Return the records exactly as they are.

[Figure data in JSON]
────────

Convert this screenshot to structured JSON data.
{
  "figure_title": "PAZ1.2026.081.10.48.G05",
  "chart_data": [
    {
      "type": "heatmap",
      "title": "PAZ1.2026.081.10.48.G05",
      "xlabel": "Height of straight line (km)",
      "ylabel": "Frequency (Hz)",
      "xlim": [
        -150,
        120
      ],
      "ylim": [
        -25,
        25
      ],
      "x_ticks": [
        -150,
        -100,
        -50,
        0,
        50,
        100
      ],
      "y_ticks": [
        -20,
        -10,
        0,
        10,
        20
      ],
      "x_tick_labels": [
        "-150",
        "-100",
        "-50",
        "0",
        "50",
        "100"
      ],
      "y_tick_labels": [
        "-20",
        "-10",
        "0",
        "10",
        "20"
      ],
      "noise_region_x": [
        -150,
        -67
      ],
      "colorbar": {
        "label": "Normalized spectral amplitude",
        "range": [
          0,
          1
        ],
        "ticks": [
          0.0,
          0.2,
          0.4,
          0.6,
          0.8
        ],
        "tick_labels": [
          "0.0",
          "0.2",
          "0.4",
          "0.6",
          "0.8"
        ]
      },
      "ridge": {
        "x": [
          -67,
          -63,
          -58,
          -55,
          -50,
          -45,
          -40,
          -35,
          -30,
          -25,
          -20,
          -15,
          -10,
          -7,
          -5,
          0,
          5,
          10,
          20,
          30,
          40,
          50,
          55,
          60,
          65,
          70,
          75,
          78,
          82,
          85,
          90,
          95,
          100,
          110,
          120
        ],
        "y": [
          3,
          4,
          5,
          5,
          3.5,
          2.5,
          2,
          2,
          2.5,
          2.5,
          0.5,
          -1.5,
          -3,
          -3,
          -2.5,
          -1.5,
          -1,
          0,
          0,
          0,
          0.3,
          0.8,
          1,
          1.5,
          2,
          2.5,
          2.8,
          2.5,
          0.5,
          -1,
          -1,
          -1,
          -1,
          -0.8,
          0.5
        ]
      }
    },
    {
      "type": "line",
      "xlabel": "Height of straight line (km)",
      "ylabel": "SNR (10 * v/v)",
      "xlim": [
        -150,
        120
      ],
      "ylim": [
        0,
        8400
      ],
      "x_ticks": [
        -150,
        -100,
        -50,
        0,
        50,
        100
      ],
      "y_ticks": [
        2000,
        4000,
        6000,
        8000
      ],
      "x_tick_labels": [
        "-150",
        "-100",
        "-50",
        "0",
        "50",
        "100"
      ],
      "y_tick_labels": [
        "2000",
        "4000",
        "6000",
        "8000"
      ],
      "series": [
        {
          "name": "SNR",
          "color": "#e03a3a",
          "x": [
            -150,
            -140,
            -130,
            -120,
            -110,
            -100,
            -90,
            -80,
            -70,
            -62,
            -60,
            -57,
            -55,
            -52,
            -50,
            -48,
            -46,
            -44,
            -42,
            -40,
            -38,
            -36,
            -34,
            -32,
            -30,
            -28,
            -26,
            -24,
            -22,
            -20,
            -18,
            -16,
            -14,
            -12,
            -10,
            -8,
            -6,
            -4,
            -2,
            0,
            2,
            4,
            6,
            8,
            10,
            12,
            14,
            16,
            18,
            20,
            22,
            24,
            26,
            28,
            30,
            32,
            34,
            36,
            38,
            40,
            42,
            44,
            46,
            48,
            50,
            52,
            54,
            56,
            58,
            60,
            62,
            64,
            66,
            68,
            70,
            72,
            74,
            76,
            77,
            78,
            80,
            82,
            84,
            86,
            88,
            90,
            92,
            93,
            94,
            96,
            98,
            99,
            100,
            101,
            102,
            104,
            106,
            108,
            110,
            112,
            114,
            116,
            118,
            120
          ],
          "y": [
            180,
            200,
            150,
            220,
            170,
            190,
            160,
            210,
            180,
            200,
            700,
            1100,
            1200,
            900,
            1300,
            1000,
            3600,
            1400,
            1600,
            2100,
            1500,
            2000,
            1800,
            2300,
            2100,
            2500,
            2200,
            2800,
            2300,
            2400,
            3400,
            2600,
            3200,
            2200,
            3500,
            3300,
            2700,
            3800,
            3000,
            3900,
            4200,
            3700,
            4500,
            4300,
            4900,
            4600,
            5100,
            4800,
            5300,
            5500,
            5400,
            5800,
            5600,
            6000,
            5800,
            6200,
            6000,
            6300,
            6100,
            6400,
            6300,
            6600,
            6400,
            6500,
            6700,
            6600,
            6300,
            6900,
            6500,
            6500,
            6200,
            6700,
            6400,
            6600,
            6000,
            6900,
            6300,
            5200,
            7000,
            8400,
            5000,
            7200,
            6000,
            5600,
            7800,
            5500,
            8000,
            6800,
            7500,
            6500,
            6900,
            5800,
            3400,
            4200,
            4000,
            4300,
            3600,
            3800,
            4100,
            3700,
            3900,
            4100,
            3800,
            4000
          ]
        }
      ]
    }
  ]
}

────────

Task output:
Convert this screenshot to structured JSON data.
{
  "figure_title": "PAZ1.2026.081.10.48.G05",
  "chart_data": [
    {
      "type": "heatmap",
      "title": "PAZ1.2026.081.10.48.G05",
      "xlabel": "Height of straight line (km)",
      "ylabel": "Frequency (Hz)",
      "xlim": [
        -150,
        120
      ],
      "ylim": [
        -25,
        25
      ],
      "x_ticks": [
        -150,
        -100,
        -50,
        0,
        50,
        100
      ],
      "y_ticks": [
        -20,
        -10,
        0,
        10,
        20
      ],
      "x_tick_labels": [
        "-150",
        "-100",
        "-50",
        "0",
        "50",
        "100"
      ],
      "y_tick_labels": [
        "-20",
        "-10",
        "0",
        "10",
        "20"
      ],
      "noise_region_x": [
        -150,
        -67
      ],
      "colorbar": {
        "label": "Normalized spectral amplitude",
        "range": [
          0,
          1
        ],
        "ticks": [
          0.0,
          0.2,
          0.4,
          0.6,
          0.8
        ],
        "tick_labels": [
          "0.0",
          "0.2",
          "0.4",
          "0.6",
          "0.8"
        ]
      },
      "ridge": {
        "x": [
          -67,
          -63,
          -58,
          -55,
          -50,
          -45,
          -40,
          -35,
          -30,
          -25,
          -20,
          -15,
          -10,
          -7,
          -5,
          0,
          5,
          10,
          20,
          30,
          40,
          50,
          55,
          60,
          65,
          70,
          75,
          78,
          82,
          85,
          90,
          95,
          100,
          110,
          120
        ],
        "y": [
          3,
          4,
          5,
          5,
          3.5,
          2.5,
          2,
          2,
          2.5,
          2.5,
          0.5,
          -1.5,
          -3,
          -3,
          -2.5,
          -1.5,
          -1,
          0,
          0,
          0,
          0.3,
          0.8,
          1,
          1.5,
          2,
          2.5,
          2.8,
          2.5,
          0.5,
          -1,
          -1,
          -1,
          -1,
          -0.8,
          0.5
        ]
      }
    },
    {
      "type": "line",
      "xlabel": "Height of straight line (km)",
      "ylabel": "SNR (10 * v/v)",
      "xlim": [
        -150,
        120
      ],
      "ylim": [
        0,
        8400
      ],
      "x_ticks": [
        -150,
        -100,
        -50,
        0,
        50,
        100
      ],
      "y_ticks": [
        2000,
        4000,
        6000,
        8000
      ],
      "x_tick_labels": [
        "-150",
        "-100",
        "-50",
        "0",
        "50",
        "100"
      ],
      "y_tick_labels": [
        "2000",
        "4000",
        "6000",
        "8000"
      ],
      "series": [
        {
          "name": "SNR",
          "color": "#e03a3a",
          "x": [
            -150,
            -140,
            -130,
            -120,
            -110,
            -100,
            -90,
            -80,
            -70,
            -62,
            -60,
            -57,
            -55,
            -52,
            -50,
            -48,
            -46,
            -44,
            -42,
            -40,
            -38,
            -36,
            -34,
            -32,
            -30,
            -28,
            -26,
            -24,
            -22,
            -20,
            -18,
            -16,
            -14,
            -12,
            -10,
            -8,
            -6,
            -4,
            -2,
            0,
            2,
            4,
            6,
            8,
            10,
            12,
            14,
            16,
            18,
            20,
            22,
            24,
            26,
            28,
            30,
            32,
            34,
            36,
            38,
            40,
            42,
            44,
            46,
            48,
            50,
            52,
            54,
            56,
            58,
            60,
            62,
            64,
            66,
            68,
            70,
            72,
            74,
            76,
            77,
            78,
            80,
            82,
            84,
            86,
            88,
            90,
            92,
            93,
            94,
            96,
            98,
            99,
            100,
            101,
            102,
            104,
            106,
            108,
            110,
            112,
            114,
            116,
            118,
            120
          ],
          "y": [
            180,
            200,
            150,
            220,
            170,
            190,
            160,
            210,
            180,
            200,
            700,
            1100,
            1200,
            900,
            1300,
            1000,
            3600,
            1400,
            1600,
            2100,
            1500,
            2000,
            1800,
            2300,
            2100,
            2500,
            2200,
            2800,
            2300,
            2400,
            3400,
            2600,
            3200,
            2200,
            3500,
            3300,
            2700,
            3800,
            3000,
            3900,
            4200,
            3700,
            4500,
            4300,
            4900,
            4600,
            5100,
            4800,
            5300,
            5500,
            5400,
            5800,
            5600,
            6000,
            5800,
            6200,
            6000,
            6300,
            6100,
            6400,
            6300,
            6600,
            6400,
            6500,
            6700,
            6600,
            6300,
            6900,
            6500,
            6500,
            6200,
            6700,
            6400,
            6600,
            6000,
            6900,
            6300,
            5200,
            7000,
            8400,
            5000,
            7200,
            6000,
            5600,
            7800,
            5500,
            8000,
            6800,
            7500,
            6500,
            6900,
            5800,
            3400,
            4200,
            4000,
            4300,
            3600,
            3800,
            4100,
            3700,
            3900,
            4100,
            3800,
            4000
          ]
        }
      ]
    }
  ]
}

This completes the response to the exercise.